A run of records:
::::

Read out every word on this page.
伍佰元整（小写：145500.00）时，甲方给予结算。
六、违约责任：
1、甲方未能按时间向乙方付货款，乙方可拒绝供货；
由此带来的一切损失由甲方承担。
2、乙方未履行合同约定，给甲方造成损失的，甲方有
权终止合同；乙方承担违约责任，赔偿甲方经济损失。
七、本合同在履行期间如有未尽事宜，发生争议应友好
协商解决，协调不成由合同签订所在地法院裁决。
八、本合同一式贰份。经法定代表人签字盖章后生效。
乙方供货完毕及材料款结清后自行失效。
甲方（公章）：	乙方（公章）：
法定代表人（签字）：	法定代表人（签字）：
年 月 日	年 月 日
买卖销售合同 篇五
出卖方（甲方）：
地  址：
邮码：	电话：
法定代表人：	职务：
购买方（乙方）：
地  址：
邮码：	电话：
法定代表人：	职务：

::::

■ Exercise description
Print out all the entries precisely as written.

■ Solution below
Read out every word on this page.
伍佰元整（小写：145500.00）时，甲方给予结算。
六、违约责任：
1、甲方未能按时间向乙方付货款，乙方可拒绝供货；
由此带来的一切损失由甲方承担。
2、乙方未履行合同约定，给甲方造成损失的，甲方有
权终止合同；乙方承担违约责任，赔偿甲方经济损失。
七、本合同在履行期间如有未尽事宜，发生争议应友好
协商解决，协调不成由合同签订所在地法院裁决。
八、本合同一式贰份。经法定代表人签字盖章后生效。
乙方供货完毕及材料款结清后自行失效。
甲方（公章）：	乙方（公章）：
法定代表人（签字）：	法定代表人（签字）：
年 月 日	年 月 日
买卖销售合同 篇五
出卖方（甲方）：
地  址：
邮码：	电话：
法定代表人：	职务：
购买方（乙方）：
地  址：
邮码：	电话：
法定代表人：	职务：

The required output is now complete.